### [Written exercise]
Below are some entries. Copy each line that holds the string "Tools".

Extracted records
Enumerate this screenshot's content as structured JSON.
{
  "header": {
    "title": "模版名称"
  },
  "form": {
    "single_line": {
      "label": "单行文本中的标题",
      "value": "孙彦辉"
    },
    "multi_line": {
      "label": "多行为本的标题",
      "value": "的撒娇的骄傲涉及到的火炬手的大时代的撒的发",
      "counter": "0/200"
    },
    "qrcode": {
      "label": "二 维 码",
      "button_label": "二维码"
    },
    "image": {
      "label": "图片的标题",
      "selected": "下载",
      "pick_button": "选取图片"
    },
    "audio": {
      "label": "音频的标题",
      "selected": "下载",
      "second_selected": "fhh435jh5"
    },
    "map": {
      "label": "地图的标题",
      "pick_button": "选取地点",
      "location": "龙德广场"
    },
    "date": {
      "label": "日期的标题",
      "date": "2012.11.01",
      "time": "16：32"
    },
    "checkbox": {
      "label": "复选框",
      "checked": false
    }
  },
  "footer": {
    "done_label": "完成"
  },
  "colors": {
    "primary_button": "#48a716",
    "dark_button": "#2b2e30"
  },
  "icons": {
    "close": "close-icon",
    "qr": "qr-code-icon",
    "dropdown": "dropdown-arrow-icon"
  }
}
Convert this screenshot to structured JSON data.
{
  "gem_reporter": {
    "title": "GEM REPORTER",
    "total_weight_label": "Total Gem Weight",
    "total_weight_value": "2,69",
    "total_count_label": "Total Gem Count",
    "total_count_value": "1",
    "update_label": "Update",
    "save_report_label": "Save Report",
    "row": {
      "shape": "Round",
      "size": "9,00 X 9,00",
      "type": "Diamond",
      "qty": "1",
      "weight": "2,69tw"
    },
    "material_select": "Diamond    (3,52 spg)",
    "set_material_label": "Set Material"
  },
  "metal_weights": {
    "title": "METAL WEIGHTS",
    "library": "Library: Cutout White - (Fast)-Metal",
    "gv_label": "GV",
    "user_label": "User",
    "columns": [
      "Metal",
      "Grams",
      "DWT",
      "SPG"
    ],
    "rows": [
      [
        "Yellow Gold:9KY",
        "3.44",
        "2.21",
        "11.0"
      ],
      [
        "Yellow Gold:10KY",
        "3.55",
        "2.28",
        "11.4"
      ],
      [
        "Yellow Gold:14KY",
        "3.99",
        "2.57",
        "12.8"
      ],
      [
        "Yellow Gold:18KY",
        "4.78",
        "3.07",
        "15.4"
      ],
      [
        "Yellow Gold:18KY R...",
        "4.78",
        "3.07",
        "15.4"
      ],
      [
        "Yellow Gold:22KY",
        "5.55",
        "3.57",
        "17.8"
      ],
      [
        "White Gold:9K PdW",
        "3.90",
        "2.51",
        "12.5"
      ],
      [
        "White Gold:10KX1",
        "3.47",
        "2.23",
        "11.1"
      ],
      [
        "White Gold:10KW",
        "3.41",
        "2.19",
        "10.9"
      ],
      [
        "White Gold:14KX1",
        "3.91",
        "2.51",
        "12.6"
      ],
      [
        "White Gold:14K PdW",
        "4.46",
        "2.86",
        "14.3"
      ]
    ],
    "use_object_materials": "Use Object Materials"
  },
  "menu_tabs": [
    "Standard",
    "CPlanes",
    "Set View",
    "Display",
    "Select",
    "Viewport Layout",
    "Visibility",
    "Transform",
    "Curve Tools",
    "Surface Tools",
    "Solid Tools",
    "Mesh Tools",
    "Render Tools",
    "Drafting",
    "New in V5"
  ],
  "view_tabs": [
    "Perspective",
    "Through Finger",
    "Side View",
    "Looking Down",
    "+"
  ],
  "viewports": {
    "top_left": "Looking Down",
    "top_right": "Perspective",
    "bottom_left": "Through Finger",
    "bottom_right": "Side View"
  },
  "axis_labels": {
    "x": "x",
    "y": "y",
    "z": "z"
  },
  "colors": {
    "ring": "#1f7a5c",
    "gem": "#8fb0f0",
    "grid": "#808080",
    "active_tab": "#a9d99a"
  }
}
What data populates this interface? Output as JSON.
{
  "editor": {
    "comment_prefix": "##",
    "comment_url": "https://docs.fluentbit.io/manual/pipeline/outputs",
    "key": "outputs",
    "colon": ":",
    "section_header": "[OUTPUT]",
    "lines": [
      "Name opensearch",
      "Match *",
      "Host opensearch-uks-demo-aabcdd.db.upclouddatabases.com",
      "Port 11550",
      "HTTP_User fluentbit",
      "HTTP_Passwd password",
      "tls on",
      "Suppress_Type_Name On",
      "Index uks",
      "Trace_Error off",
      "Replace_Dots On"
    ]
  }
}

### [Response to the task]
    "Curve Tools",
    "Surface Tools",
    "Solid Tools",
    "Mesh Tools",
    "Render Tools",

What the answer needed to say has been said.